**GIVEN TASK**
Pull out every line in the data that has the string "icon" in it.

Stored data entries:
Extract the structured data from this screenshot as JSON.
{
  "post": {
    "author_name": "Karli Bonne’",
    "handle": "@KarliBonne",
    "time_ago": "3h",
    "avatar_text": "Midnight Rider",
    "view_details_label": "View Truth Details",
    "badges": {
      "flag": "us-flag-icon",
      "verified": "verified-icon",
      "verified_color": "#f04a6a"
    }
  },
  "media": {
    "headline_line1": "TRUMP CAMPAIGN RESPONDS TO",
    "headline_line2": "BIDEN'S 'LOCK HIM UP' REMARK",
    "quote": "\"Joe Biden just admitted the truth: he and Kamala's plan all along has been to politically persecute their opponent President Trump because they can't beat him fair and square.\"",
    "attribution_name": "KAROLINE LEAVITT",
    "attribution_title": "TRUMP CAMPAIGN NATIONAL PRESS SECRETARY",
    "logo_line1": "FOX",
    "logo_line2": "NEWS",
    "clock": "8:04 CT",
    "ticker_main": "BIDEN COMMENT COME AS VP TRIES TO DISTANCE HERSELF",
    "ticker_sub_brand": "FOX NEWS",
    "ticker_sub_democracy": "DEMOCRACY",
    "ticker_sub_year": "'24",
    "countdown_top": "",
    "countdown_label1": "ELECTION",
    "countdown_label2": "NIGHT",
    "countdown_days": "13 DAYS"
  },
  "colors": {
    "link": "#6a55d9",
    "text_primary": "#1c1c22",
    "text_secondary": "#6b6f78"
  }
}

**IN RESPONSE**
      "flag": "us-flag-icon",
      "verified": "verified-icon",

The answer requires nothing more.